[begin SUPPLIED MATERIAL]
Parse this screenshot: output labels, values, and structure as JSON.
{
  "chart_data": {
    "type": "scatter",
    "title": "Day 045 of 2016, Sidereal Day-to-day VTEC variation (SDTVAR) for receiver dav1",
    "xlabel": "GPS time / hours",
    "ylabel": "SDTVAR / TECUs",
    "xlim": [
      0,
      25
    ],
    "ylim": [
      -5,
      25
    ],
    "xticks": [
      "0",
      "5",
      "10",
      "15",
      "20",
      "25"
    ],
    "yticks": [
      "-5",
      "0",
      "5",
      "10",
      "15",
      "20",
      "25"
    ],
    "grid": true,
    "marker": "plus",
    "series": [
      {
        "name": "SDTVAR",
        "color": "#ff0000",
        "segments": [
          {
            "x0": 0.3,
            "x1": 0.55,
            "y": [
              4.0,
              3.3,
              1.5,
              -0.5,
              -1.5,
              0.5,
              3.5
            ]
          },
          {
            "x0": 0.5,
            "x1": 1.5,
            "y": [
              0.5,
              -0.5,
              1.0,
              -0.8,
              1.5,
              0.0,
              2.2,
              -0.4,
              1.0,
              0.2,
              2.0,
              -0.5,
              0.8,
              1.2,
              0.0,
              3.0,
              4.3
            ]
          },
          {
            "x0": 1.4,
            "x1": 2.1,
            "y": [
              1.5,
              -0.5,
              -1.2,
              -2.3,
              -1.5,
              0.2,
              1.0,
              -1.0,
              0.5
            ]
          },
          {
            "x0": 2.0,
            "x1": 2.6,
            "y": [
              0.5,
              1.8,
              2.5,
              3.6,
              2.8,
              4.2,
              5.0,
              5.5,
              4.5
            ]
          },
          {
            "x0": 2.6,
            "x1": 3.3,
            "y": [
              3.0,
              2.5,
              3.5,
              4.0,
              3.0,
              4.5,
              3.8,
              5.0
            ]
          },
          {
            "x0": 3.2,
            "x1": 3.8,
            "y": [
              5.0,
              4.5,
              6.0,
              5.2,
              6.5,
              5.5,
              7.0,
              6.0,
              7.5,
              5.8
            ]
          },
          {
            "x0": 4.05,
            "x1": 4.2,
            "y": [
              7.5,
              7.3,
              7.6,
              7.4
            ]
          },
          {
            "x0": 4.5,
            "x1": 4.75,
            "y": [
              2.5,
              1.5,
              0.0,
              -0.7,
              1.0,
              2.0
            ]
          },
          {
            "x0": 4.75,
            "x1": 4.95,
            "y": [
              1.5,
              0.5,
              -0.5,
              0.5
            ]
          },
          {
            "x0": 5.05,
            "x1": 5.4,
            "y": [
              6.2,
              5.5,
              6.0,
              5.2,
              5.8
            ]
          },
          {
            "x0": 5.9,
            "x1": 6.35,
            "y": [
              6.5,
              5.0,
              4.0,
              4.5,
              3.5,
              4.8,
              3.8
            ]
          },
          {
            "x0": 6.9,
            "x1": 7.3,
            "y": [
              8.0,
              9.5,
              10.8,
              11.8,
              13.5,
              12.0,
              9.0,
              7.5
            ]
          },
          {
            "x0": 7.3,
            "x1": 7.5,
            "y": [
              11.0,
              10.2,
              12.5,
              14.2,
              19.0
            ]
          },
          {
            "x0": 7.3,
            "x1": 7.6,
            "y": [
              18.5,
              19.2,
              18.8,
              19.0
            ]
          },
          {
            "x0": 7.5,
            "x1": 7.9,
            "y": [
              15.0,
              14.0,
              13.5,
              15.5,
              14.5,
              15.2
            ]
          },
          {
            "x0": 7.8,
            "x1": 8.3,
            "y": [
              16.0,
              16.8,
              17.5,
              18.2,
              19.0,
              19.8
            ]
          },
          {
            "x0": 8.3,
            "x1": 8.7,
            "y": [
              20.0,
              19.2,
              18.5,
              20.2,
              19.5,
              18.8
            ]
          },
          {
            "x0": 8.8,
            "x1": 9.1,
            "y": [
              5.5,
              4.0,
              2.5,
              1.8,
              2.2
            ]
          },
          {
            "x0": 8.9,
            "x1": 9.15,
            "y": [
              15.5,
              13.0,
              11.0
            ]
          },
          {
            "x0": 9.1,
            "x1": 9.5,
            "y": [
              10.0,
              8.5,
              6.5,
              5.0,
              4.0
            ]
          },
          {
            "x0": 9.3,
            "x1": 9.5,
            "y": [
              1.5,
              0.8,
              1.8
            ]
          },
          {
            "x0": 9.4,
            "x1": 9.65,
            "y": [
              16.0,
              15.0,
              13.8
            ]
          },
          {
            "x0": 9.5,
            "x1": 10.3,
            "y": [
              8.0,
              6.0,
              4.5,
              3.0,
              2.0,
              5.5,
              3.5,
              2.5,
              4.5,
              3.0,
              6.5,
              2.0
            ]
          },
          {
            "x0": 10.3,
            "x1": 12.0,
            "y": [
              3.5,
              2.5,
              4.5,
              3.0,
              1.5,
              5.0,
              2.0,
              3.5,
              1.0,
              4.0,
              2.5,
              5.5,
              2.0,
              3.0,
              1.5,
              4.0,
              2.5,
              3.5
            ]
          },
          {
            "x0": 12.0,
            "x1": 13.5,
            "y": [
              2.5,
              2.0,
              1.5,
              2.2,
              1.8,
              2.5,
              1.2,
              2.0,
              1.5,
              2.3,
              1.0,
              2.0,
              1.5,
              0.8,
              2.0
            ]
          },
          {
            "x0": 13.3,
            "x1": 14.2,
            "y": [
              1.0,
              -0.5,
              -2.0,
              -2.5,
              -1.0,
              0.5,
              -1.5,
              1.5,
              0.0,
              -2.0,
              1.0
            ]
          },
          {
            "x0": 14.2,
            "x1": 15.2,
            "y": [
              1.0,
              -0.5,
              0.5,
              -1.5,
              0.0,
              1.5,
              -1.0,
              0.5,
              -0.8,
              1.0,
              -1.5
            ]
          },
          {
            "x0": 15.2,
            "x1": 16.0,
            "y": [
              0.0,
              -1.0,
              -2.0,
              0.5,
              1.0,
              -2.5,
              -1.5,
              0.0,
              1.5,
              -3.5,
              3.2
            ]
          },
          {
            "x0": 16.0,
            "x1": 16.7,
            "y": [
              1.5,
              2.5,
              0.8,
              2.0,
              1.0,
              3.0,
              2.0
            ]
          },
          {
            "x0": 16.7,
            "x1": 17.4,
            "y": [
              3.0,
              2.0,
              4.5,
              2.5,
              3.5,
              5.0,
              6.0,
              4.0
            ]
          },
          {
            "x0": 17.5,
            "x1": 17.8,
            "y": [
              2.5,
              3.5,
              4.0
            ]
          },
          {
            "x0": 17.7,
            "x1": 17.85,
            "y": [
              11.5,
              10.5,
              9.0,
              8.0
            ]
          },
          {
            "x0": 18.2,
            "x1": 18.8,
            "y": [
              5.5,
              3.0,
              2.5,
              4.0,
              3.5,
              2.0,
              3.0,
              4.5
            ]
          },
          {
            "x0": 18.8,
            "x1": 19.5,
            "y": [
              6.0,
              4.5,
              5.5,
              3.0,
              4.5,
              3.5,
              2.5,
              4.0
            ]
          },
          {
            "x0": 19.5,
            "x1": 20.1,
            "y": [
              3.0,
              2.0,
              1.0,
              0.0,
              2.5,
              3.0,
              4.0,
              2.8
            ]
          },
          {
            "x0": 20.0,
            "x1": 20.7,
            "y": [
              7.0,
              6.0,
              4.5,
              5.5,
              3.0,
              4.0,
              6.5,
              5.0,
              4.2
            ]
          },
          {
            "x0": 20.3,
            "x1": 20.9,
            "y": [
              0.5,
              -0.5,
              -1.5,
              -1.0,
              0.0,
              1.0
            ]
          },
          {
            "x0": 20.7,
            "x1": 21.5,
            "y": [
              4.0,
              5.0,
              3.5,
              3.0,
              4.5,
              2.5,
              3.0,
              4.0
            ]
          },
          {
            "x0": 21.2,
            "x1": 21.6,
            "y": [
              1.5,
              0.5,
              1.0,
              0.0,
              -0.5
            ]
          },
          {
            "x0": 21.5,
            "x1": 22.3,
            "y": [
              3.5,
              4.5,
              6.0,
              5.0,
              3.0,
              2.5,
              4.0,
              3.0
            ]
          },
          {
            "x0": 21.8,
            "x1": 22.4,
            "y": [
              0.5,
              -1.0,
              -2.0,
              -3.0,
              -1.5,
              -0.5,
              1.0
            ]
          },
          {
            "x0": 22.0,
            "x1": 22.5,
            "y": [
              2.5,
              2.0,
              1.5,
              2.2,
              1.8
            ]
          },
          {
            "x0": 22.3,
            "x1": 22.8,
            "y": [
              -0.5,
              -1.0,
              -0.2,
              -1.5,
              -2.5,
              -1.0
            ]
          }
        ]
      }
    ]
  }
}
[end SUPPLIED MATERIAL]
» WHAT YOU HAVE TO DO
Which lines hold the word "SDTVAR"? Show each one.

» EXERCISE RESULT
    "title": "Day 045 of 2016, Sidereal Day-to-day VTEC variation (SDTVAR) for receiver dav1",
    "ylabel": "SDTVAR / TECUs",
        "name": "SDTVAR",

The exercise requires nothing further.